* _Records_:
****

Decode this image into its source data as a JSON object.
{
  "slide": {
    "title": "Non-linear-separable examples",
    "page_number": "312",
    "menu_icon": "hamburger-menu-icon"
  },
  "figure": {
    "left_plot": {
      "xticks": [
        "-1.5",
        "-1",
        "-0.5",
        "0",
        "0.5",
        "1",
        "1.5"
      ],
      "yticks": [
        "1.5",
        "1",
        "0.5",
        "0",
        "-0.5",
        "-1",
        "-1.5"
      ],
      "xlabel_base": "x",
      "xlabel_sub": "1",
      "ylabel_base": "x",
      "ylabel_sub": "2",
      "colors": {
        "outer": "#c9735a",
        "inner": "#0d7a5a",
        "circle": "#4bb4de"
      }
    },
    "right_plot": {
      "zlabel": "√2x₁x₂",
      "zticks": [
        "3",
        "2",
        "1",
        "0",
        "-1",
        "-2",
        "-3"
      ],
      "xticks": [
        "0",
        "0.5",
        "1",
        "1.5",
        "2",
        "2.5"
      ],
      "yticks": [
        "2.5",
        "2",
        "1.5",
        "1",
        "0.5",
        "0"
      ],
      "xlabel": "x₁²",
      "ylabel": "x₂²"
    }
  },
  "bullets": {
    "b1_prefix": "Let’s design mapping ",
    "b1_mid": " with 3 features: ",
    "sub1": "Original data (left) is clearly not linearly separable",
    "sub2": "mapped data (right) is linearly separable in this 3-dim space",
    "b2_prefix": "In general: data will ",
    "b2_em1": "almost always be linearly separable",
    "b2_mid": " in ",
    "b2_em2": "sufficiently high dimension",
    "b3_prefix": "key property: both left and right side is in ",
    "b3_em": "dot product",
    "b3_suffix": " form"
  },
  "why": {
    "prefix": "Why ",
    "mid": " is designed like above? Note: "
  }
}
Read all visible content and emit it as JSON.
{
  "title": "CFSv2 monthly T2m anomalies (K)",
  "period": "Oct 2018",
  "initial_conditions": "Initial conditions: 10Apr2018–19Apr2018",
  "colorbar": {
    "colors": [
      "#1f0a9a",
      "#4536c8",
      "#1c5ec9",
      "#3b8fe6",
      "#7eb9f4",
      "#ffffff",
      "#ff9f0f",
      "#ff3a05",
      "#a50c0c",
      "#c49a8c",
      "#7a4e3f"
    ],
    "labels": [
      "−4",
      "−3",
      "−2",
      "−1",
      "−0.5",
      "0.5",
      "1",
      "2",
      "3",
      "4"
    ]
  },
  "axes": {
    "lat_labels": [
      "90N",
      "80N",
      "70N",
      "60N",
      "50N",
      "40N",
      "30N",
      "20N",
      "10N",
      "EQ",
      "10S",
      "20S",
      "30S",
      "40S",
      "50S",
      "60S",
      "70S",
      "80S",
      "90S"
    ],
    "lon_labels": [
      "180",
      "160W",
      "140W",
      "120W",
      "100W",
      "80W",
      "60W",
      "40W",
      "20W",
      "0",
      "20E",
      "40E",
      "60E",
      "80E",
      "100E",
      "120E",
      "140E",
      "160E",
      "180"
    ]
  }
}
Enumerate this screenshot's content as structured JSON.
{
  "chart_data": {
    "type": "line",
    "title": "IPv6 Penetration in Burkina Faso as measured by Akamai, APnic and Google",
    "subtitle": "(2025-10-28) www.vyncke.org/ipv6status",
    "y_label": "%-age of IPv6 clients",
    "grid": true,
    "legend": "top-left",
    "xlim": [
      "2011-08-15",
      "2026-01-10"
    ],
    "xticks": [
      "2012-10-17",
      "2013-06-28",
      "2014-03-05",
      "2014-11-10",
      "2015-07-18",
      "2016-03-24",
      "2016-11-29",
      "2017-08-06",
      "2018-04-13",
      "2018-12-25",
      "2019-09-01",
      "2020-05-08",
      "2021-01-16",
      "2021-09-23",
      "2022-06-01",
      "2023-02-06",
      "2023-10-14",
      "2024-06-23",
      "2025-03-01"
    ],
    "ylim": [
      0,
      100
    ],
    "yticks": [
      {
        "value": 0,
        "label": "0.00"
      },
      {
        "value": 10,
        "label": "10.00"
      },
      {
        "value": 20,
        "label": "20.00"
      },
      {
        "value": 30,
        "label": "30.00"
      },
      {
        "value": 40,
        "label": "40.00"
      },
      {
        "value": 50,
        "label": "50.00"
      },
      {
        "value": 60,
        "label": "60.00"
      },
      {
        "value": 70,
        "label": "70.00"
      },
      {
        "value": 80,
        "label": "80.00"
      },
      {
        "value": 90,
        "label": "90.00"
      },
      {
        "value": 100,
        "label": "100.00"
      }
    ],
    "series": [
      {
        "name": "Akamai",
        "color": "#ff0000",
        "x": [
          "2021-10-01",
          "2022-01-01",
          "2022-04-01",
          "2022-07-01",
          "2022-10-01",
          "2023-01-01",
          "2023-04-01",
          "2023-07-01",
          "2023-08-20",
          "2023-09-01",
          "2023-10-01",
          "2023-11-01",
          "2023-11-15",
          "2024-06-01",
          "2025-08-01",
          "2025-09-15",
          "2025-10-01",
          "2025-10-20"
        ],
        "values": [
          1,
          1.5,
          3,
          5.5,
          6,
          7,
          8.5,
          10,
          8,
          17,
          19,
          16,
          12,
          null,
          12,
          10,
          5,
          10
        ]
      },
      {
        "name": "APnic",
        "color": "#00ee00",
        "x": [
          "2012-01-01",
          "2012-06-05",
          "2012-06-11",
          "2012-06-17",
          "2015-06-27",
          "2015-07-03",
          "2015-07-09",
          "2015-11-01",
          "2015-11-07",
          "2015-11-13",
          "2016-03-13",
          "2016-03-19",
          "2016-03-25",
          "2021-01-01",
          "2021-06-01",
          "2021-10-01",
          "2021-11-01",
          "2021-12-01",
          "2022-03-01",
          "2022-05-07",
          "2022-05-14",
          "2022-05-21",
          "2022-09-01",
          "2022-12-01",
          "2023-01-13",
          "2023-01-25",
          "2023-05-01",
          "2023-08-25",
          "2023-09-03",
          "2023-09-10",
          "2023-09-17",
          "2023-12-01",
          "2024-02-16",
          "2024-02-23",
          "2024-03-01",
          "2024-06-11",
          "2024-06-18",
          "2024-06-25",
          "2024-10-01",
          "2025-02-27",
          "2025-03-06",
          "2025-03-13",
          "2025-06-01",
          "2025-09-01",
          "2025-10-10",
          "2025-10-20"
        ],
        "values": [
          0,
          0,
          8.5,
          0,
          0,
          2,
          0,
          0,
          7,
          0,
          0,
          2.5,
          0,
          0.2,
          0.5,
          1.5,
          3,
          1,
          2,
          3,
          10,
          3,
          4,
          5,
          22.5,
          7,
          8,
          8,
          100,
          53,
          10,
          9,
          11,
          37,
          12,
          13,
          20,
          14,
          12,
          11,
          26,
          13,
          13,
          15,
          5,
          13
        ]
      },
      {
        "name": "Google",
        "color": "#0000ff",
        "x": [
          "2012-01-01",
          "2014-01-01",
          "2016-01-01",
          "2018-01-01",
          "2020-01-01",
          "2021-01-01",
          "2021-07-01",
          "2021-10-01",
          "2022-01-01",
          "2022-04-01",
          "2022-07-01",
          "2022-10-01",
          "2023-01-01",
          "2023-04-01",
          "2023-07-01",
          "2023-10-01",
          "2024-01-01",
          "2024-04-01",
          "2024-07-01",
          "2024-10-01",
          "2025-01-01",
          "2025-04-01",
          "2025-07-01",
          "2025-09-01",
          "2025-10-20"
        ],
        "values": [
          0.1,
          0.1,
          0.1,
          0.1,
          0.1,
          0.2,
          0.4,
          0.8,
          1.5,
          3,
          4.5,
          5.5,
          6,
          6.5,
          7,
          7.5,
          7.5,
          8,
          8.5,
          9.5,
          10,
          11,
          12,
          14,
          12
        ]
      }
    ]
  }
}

****

* _Short task_: Provide an exact reproduction of all the entries shown above.

* _Output_:
Decode this image into its source data as a JSON object.
{
  "slide": {
    "title": "Non-linear-separable examples",
    "page_number": "312",
    "menu_icon": "hamburger-menu-icon"
  },
  "figure": {
    "left_plot": {
      "xticks": [
        "-1.5",
        "-1",
        "-0.5",
        "0",
        "0.5",
        "1",
        "1.5"
      ],
      "yticks": [
        "1.5",
        "1",
        "0.5",
        "0",
        "-0.5",
        "-1",
        "-1.5"
      ],
      "xlabel_base": "x",
      "xlabel_sub": "1",
      "ylabel_base": "x",
      "ylabel_sub": "2",
      "colors": {
        "outer": "#c9735a",
        "inner": "#0d7a5a",
        "circle": "#4bb4de"
      }
    },
    "right_plot": {
      "zlabel": "√2x₁x₂",
      "zticks": [
        "3",
        "2",
        "1",
        "0",
        "-1",
        "-2",
        "-3"
      ],
      "xticks": [
        "0",
        "0.5",
        "1",
        "1.5",
        "2",
        "2.5"
      ],
      "yticks": [
        "2.5",
        "2",
        "1.5",
        "1",
        "0.5",
        "0"
      ],
      "xlabel": "x₁²",
      "ylabel": "x₂²"
    }
  },
  "bullets": {
    "b1_prefix": "Let’s design mapping ",
    "b1_mid": " with 3 features: ",
    "sub1": "Original data (left) is clearly not linearly separable",
    "sub2": "mapped data (right) is linearly separable in this 3-dim space",
    "b2_prefix": "In general: data will ",
    "b2_em1": "almost always be linearly separable",
    "b2_mid": " in ",
    "b2_em2": "sufficiently high dimension",
    "b3_prefix": "key property: both left and right side is in ",
    "b3_em": "dot product",
    "b3_suffix": " form"
  },
  "why": {
    "prefix": "Why ",
    "mid": " is designed like above? Note: "
  }
}
Read all visible content and emit it as JSON.
{
  "title": "CFSv2 monthly T2m anomalies (K)",
  "period": "Oct 2018",
  "initial_conditions": "Initial conditions: 10Apr2018–19Apr2018",
  "colorbar": {
    "colors": [
      "#1f0a9a",
      "#4536c8",
      "#1c5ec9",
      "#3b8fe6",
      "#7eb9f4",
      "#ffffff",
      "#ff9f0f",
      "#ff3a05",
      "#a50c0c",
      "#c49a8c",
      "#7a4e3f"
    ],
    "labels": [
      "−4",
      "−3",
      "−2",
      "−1",
      "−0.5",
      "0.5",
      "1",
      "2",
      "3",
      "4"
    ]
  },
  "axes": {
    "lat_labels": [
      "90N",
      "80N",
      "70N",
      "60N",
      "50N",
      "40N",
      "30N",
      "20N",
      "10N",
      "EQ",
      "10S",
      "20S",
      "30S",
      "40S",
      "50S",
      "60S",
      "70S",
      "80S",
      "90S"
    ],
    "lon_labels": [
      "180",
      "160W",
      "140W",
      "120W",
      "100W",
      "80W",
      "60W",
      "40W",
      "20W",
      "0",
      "20E",
      "40E",
      "60E",
      "80E",
      "100E",
      "120E",
      "140E",
      "160E",
      "180"
    ]
  }
}
Enumerate this screenshot's content as structured JSON.
{
  "chart_data": {
    "type": "line",
    "title": "IPv6 Penetration in Burkina Faso as measured by Akamai, APnic and Google",
    "subtitle": "(2025-10-28) www.vyncke.org/ipv6status",
    "y_label": "%-age of IPv6 clients",
    "grid": true,
    "legend": "top-left",
    "xlim": [
      "2011-08-15",
      "2026-01-10"
    ],
    "xticks": [
      "2012-10-17",
      "2013-06-28",
      "2014-03-05",
      "2014-11-10",
      "2015-07-18",
      "2016-03-24",
      "2016-11-29",
      "2017-08-06",
      "2018-04-13",
      "2018-12-25",
      "2019-09-01",
      "2020-05-08",
      "2021-01-16",
      "2021-09-23",
      "2022-06-01",
      "2023-02-06",
      "2023-10-14",
      "2024-06-23",
      "2025-03-01"
    ],
    "ylim": [
      0,
      100
    ],
    "yticks": [
      {
        "value": 0,
        "label": "0.00"
      },
      {
        "value": 10,
        "label": "10.00"
      },
      {
        "value": 20,
        "label": "20.00"
      },
      {
        "value": 30,
        "label": "30.00"
      },
      {
        "value": 40,
        "label": "40.00"
      },
      {
        "value": 50,
        "label": "50.00"
      },
      {
        "value": 60,
        "label": "60.00"
      },
      {
        "value": 70,
        "label": "70.00"
      },
      {
        "value": 80,
        "label": "80.00"
      },
      {
        "value": 90,
        "label": "90.00"
      },
      {
        "value": 100,
        "label": "100.00"
      }
    ],
    "series": [
      {
        "name": "Akamai",
        "color": "#ff0000",
        "x": [
          "2021-10-01",
          "2022-01-01",
          "2022-04-01",
          "2022-07-01",
          "2022-10-01",
          "2023-01-01",
          "2023-04-01",
          "2023-07-01",
          "2023-08-20",
          "2023-09-01",
          "2023-10-01",
          "2023-11-01",
          "2023-11-15",
          "2024-06-01",
          "2025-08-01",
          "2025-09-15",
          "2025-10-01",
          "2025-10-20"
        ],
        "values": [
          1,
          1.5,
          3,
          5.5,
          6,
          7,
          8.5,
          10,
          8,
          17,
          19,
          16,
          12,
          null,
          12,
          10,
          5,
          10
        ]
      },
      {
        "name": "APnic",
        "color": "#00ee00",
        "x": [
          "2012-01-01",
          "2012-06-05",
          "2012-06-11",
          "2012-06-17",
          "2015-06-27",
          "2015-07-03",
          "2015-07-09",
          "2015-11-01",
          "2015-11-07",
          "2015-11-13",
          "2016-03-13",
          "2016-03-19",
          "2016-03-25",
          "2021-01-01",
          "2021-06-01",
          "2021-10-01",
          "2021-11-01",
          "2021-12-01",
          "2022-03-01",
          "2022-05-07",
          "2022-05-14",
          "2022-05-21",
          "2022-09-01",
          "2022-12-01",
          "2023-01-13",
          "2023-01-25",
          "2023-05-01",
          "2023-08-25",
          "2023-09-03",
          "2023-09-10",
          "2023-09-17",
          "2023-12-01",
          "2024-02-16",
          "2024-02-23",
          "2024-03-01",
          "2024-06-11",
          "2024-06-18",
          "2024-06-25",
          "2024-10-01",
          "2025-02-27",
          "2025-03-06",
          "2025-03-13",
          "2025-06-01",
          "2025-09-01",
          "2025-10-10",
          "2025-10-20"
        ],
        "values": [
          0,
          0,
          8.5,
          0,
          0,
          2,
          0,
          0,
          7,
          0,
          0,
          2.5,
          0,
          0.2,
          0.5,
          1.5,
          3,
          1,
          2,
          3,
          10,
          3,
          4,
          5,
          22.5,
          7,
          8,
          8,
          100,
          53,
          10,
          9,
          11,
          37,
          12,
          13,
          20,
          14,
          12,
          11,
          26,
          13,
          13,
          15,
          5,
          13
        ]
      },
      {
        "name": "Google",
        "color": "#0000ff",
        "x": [
          "2012-01-01",
          "2014-01-01",
          "2016-01-01",
          "2018-01-01",
          "2020-01-01",
          "2021-01-01",
          "2021-07-01",
          "2021-10-01",
          "2022-01-01",
          "2022-04-01",
          "2022-07-01",
          "2022-10-01",
          "2023-01-01",
          "2023-04-01",
          "2023-07-01",
          "2023-10-01",
          "2024-01-01",
          "2024-04-01",
          "2024-07-01",
          "2024-10-01",
          "2025-01-01",
          "2025-04-01",
          "2025-07-01",
          "2025-09-01",
          "2025-10-20"
        ],
        "values": [
          0.1,
          0.1,
          0.1,
          0.1,
          0.1,
          0.2,
          0.4,
          0.8,
          1.5,
          3,
          4.5,
          5.5,
          6,
          6.5,
          7,
          7.5,
          7.5,
          8,
          8.5,
          9.5,
          10,
          11,
          12,
          14,
          12
        ]
      }
    ]
  }
}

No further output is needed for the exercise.